### [What you are asked to do]
Word for word, copy all the data and drop the pictures.

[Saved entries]
— Start —

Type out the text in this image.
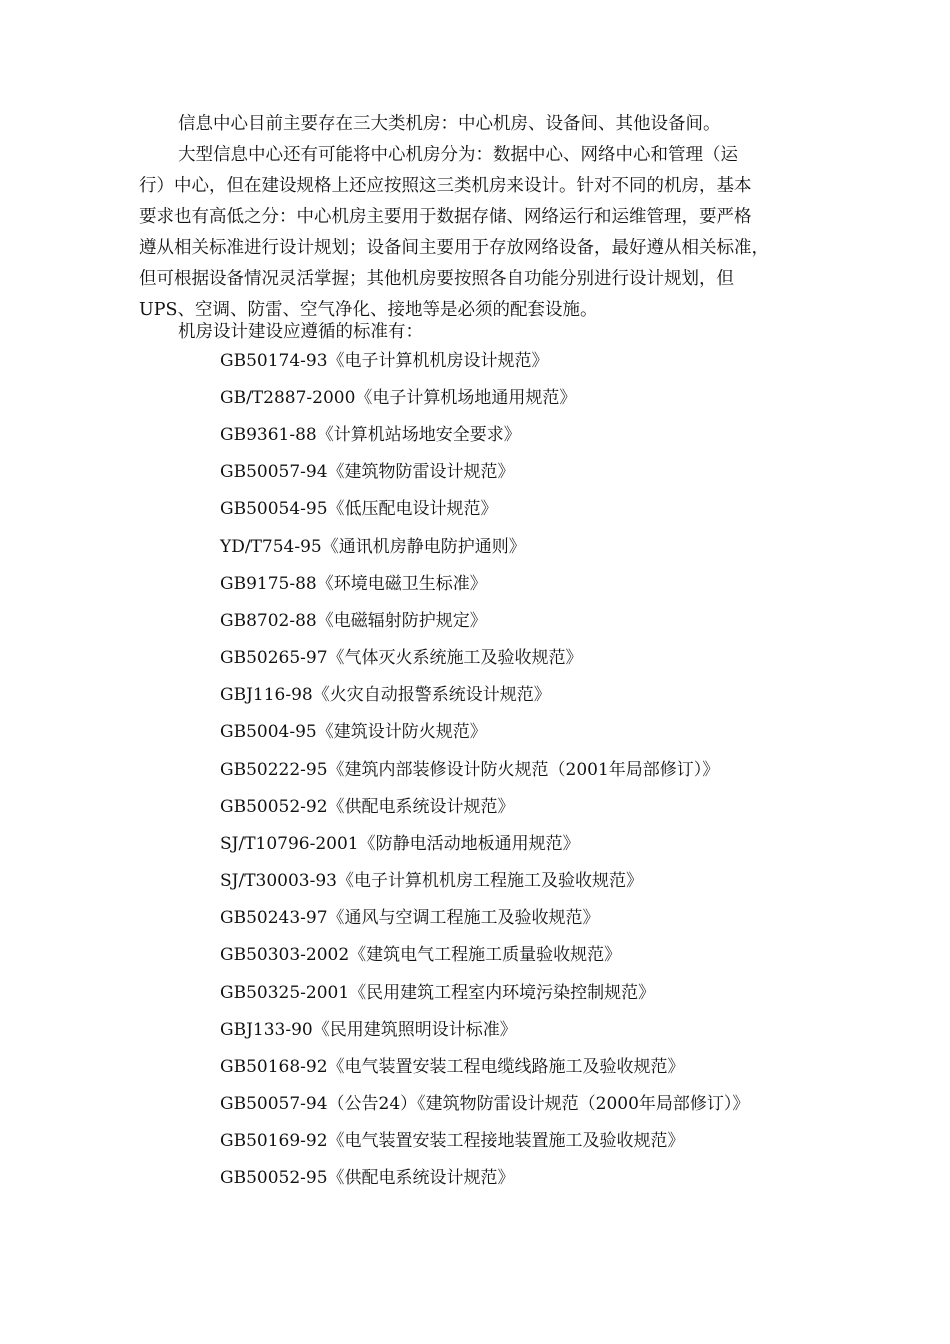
信息中心目前主要存在三大类机房：中心机房、设备间、其他设备间。
大型信息中心还有可能将中心机房分为：数据中心、网络中心和管理（运
行）中心，但在建设规格上还应按照这三类机房来设计。针对不同的机房，基本
要求也有高低之分：中心机房主要用于数据存储、网络运行和运维管理，要严格
遵从相关标准进行设计规划；设备间主要用于存放网络设备，最好遵从相关标准，
但可根据设备情况灵活掌握；其他机房要按照各自功能分别进行设计规划，但
UPS、空调、防雷、空气净化、接地等是必须的配套设施。
机房设计建设应遵循的标准有：
GB50174-93《电子计算机机房设计规范》
GB/T2887-2000《电子计算机场地通用规范》
GB9361-88《计算机站场地安全要求》
GB50057-94《建筑物防雷设计规范》
GB50054-95《低压配电设计规范》
YD/T754-95《通讯机房静电防护通则》
GB9175-88《环境电磁卫生标准》
GB8702-88《电磁辐射防护规定》
GB50265-97《气体灭火系统施工及验收规范》
GBJ116-98《火灾自动报警系统设计规范》
GB5004-95《建筑设计防火规范》
GB50222-95《建筑内部装修设计防火规范（2001年局部修订）》
GB50052-92《供配电系统设计规范》
SJ/T10796-2001《防静电活动地板通用规范》
SJ/T30003-93《电子计算机机房工程施工及验收规范》
GB50243-97《通风与空调工程施工及验收规范》
GB50303-2002《建筑电气工程施工质量验收规范》
GB50325-2001《民用建筑工程室内环境污染控制规范》
GBJ133-90《民用建筑照明设计标准》
GB50168-92《电气装置安装工程电缆线路施工及验收规范》
GB50057-94（公告24）《建筑物防雷设计规范（2000年局部修订）》
GB50169-92《电气装置安装工程接地装置施工及验收规范》
GB50052-95《供配电系统设计规范》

— End —

### [Exercise answer]
Type out the text in this image.
信息中心目前主要存在三大类机房：中心机房、设备间、其他设备间。
大型信息中心还有可能将中心机房分为：数据中心、网络中心和管理（运
行）中心，但在建设规格上还应按照这三类机房来设计。针对不同的机房，基本
要求也有高低之分：中心机房主要用于数据存储、网络运行和运维管理，要严格
遵从相关标准进行设计规划；设备间主要用于存放网络设备，最好遵从相关标准，
但可根据设备情况灵活掌握；其他机房要按照各自功能分别进行设计规划，但
UPS、空调、防雷、空气净化、接地等是必须的配套设施。
机房设计建设应遵循的标准有：
GB50174-93《电子计算机机房设计规范》
GB/T2887-2000《电子计算机场地通用规范》
GB9361-88《计算机站场地安全要求》
GB50057-94《建筑物防雷设计规范》
GB50054-95《低压配电设计规范》
YD/T754-95《通讯机房静电防护通则》
GB9175-88《环境电磁卫生标准》
GB8702-88《电磁辐射防护规定》
GB50265-97《气体灭火系统施工及验收规范》
GBJ116-98《火灾自动报警系统设计规范》
GB5004-95《建筑设计防火规范》
GB50222-95《建筑内部装修设计防火规范（2001年局部修订）》
GB50052-92《供配电系统设计规范》
SJ/T10796-2001《防静电活动地板通用规范》
SJ/T30003-93《电子计算机机房工程施工及验收规范》
GB50243-97《通风与空调工程施工及验收规范》
GB50303-2002《建筑电气工程施工质量验收规范》
GB50325-2001《民用建筑工程室内环境污染控制规范》
GBJ133-90《民用建筑照明设计标准》
GB50168-92《电气装置安装工程电缆线路施工及验收规范》
GB50057-94（公告24）《建筑物防雷设计规范（2000年局部修订）》
GB50169-92《电气装置安装工程接地装置施工及验收规范》
GB50052-95《供配电系统设计规范》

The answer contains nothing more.